Exercise description: Scan the data below and copy each line where "orders" occurs.
[Dataset content — start]
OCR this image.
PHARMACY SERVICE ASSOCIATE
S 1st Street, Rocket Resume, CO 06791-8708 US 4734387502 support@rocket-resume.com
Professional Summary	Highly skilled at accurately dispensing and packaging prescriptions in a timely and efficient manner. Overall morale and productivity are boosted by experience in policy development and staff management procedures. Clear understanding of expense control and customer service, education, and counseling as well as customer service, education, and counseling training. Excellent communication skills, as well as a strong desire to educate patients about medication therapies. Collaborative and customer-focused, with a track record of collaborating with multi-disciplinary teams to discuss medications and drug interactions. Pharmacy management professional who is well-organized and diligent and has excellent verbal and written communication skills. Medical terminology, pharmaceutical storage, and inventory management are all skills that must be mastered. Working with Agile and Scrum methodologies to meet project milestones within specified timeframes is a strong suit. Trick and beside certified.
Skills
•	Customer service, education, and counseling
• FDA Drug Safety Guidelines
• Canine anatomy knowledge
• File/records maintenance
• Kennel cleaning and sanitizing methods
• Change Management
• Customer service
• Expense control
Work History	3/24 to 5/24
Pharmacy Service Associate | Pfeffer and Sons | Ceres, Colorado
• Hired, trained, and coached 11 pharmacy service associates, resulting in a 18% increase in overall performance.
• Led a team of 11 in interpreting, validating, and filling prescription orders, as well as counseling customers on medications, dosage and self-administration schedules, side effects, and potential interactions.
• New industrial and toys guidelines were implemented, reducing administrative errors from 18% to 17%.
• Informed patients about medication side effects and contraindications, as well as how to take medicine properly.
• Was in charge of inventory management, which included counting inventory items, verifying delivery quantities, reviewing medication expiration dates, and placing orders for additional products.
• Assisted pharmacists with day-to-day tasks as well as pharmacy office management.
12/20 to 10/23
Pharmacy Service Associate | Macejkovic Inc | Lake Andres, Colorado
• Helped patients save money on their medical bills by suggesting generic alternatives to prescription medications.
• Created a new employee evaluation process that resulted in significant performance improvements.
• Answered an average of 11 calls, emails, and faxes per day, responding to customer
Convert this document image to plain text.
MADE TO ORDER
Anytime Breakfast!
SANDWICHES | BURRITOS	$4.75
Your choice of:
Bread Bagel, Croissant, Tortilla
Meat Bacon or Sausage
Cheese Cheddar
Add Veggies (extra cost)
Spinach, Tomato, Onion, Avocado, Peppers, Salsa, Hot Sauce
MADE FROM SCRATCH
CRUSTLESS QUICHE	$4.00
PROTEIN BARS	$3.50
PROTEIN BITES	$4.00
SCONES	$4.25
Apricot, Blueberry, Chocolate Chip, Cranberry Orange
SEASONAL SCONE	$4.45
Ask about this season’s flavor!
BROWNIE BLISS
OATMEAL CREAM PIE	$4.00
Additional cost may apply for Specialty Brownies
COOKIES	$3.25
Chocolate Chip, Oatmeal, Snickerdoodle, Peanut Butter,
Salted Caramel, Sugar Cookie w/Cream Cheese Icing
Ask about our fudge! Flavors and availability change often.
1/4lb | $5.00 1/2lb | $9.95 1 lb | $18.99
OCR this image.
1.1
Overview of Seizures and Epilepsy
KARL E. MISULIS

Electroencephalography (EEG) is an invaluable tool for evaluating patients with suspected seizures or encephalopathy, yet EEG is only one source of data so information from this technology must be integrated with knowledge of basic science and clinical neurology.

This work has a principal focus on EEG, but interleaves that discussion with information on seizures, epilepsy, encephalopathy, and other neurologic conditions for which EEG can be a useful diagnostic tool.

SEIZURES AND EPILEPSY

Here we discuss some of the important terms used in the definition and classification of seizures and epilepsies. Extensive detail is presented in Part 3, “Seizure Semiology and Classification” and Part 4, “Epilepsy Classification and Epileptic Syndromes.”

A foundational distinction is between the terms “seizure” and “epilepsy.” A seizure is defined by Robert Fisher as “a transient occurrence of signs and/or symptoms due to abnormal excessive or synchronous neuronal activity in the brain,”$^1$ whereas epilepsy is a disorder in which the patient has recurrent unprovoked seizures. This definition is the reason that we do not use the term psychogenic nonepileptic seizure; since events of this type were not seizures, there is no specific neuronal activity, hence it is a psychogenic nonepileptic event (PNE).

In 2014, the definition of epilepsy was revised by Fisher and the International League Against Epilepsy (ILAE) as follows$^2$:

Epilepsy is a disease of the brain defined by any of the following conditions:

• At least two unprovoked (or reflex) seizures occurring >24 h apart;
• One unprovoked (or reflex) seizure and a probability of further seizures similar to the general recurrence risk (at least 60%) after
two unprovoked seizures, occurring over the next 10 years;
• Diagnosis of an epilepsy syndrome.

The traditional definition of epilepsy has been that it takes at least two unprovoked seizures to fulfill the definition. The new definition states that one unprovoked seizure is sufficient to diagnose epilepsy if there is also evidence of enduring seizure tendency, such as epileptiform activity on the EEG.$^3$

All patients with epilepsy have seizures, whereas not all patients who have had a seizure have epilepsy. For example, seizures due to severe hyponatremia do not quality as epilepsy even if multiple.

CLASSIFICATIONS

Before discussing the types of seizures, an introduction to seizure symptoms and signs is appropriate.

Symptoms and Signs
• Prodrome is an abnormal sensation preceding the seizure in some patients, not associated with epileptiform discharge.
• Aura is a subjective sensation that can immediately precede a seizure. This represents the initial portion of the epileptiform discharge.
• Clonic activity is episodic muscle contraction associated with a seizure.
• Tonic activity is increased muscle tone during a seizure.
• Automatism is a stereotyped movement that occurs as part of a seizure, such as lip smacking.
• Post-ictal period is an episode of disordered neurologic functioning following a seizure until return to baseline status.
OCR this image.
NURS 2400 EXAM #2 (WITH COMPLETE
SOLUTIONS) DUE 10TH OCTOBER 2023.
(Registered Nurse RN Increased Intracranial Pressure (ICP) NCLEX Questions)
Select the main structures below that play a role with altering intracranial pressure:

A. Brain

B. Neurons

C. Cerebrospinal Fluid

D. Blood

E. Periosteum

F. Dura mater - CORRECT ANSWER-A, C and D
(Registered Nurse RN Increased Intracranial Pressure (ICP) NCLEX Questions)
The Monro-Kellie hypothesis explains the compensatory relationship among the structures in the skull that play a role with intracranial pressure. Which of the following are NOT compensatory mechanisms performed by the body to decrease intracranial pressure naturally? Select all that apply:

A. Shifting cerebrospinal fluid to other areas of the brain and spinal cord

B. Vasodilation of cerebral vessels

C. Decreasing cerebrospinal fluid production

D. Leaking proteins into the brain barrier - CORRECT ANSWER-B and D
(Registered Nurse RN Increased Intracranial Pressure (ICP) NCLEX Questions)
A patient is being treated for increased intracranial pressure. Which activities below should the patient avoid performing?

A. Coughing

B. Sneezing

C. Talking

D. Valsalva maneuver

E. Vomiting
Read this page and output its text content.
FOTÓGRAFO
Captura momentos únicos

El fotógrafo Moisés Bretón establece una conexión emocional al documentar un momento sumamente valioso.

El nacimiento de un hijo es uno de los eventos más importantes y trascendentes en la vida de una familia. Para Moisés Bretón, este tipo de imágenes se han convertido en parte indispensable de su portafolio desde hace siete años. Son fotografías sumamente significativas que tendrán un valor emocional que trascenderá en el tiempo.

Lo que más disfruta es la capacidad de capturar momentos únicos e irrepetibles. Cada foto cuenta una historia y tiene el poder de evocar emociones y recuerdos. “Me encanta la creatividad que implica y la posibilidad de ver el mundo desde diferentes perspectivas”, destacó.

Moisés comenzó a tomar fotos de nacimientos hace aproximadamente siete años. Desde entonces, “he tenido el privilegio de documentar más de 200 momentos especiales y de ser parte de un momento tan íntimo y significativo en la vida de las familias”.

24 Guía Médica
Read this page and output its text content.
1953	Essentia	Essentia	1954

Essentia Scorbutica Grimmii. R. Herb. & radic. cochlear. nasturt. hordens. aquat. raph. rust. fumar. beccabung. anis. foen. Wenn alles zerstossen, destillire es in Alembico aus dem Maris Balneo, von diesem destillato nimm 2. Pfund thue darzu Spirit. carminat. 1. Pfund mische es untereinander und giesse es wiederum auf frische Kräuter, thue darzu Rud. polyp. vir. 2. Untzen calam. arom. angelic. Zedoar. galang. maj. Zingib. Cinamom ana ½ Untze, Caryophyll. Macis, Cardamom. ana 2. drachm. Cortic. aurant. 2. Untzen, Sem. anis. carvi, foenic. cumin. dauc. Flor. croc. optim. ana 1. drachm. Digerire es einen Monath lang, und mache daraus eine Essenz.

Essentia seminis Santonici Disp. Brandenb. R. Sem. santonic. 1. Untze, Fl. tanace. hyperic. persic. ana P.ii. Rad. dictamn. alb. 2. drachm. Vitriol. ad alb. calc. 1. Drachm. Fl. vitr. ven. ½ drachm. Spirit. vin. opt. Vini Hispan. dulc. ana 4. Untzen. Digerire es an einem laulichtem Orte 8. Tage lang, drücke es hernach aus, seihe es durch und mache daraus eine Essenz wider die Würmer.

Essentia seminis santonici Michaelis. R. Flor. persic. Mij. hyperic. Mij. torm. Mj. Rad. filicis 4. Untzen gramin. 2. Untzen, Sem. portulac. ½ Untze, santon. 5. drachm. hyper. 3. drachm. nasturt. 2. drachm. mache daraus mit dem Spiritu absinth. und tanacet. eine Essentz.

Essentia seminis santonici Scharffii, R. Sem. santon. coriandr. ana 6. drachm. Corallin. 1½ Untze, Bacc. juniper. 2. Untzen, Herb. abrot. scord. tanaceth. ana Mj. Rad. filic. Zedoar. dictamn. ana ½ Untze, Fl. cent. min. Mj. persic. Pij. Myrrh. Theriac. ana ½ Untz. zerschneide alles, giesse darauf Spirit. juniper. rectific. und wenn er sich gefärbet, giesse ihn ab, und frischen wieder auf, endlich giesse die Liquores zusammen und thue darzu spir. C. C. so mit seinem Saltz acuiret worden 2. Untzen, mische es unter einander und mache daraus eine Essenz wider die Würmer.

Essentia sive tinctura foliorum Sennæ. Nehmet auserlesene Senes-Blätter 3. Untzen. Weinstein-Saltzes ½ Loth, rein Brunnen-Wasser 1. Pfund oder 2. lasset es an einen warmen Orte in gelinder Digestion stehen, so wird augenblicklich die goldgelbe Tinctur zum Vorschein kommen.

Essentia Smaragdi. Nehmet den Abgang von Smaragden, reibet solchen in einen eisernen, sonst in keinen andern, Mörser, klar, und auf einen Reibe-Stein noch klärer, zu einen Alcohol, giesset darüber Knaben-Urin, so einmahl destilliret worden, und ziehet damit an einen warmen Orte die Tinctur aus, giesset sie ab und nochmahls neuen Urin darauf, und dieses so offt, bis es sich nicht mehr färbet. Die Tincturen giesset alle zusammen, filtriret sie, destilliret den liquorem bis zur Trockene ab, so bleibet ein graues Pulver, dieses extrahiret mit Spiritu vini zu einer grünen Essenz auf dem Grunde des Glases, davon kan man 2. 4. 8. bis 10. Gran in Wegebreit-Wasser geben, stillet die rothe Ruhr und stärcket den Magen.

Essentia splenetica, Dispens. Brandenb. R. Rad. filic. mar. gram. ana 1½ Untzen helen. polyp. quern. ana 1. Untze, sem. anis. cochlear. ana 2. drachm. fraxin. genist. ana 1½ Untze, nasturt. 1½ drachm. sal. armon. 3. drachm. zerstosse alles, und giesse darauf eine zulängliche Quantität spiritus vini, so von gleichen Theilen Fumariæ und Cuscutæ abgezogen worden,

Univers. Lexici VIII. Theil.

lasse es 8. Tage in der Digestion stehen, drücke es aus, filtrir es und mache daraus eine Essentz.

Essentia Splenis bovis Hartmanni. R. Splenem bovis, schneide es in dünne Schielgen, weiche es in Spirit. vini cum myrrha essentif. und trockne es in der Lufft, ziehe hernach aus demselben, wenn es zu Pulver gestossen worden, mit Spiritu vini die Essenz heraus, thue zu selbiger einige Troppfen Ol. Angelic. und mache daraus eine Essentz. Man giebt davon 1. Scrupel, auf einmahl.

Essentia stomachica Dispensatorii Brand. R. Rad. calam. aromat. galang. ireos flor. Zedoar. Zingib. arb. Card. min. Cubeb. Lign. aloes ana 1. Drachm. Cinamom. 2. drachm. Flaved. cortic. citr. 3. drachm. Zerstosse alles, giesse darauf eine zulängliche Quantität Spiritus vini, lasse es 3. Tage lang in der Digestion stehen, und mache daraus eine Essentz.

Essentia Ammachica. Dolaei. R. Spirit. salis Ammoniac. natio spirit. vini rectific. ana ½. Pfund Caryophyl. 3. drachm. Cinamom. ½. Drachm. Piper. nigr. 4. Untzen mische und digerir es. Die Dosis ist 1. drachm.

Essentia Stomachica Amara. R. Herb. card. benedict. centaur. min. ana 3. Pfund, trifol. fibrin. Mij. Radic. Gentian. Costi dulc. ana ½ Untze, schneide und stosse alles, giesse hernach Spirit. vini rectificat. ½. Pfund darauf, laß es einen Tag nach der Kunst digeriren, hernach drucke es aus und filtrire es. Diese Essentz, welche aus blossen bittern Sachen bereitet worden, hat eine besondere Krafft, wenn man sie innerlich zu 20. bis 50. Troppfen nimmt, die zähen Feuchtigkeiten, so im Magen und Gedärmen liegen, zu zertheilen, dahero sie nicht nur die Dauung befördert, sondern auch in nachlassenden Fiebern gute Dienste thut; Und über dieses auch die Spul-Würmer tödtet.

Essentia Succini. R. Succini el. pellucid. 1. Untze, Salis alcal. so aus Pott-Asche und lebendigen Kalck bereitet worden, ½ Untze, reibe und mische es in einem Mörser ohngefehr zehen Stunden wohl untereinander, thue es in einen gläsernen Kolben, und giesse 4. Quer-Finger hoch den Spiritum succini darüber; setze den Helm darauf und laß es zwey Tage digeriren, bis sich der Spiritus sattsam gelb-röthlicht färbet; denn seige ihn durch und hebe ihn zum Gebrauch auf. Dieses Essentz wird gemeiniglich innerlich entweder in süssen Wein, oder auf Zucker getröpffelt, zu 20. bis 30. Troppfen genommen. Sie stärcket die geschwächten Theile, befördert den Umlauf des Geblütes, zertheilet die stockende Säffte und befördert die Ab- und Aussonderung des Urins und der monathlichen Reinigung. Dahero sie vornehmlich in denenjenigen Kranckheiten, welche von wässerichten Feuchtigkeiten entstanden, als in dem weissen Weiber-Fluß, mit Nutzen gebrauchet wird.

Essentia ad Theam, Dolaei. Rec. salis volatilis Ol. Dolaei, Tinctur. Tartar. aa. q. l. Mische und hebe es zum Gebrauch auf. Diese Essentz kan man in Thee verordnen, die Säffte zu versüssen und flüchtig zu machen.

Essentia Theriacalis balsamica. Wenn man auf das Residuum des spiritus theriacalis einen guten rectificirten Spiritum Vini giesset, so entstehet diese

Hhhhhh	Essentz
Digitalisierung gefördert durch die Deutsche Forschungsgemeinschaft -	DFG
[Dataset content — finish]
Answer for the task:
• Led a team of 11 in interpreting, validating, and filling prescription orders, as well as counseling customers on medications, dosage and self-administration schedules, side effects, and potential interactions.
• Was in charge of inventory management, which included counting inventory items, verifying delivery quantities, reviewing medication expiration dates, and placing orders for additional products.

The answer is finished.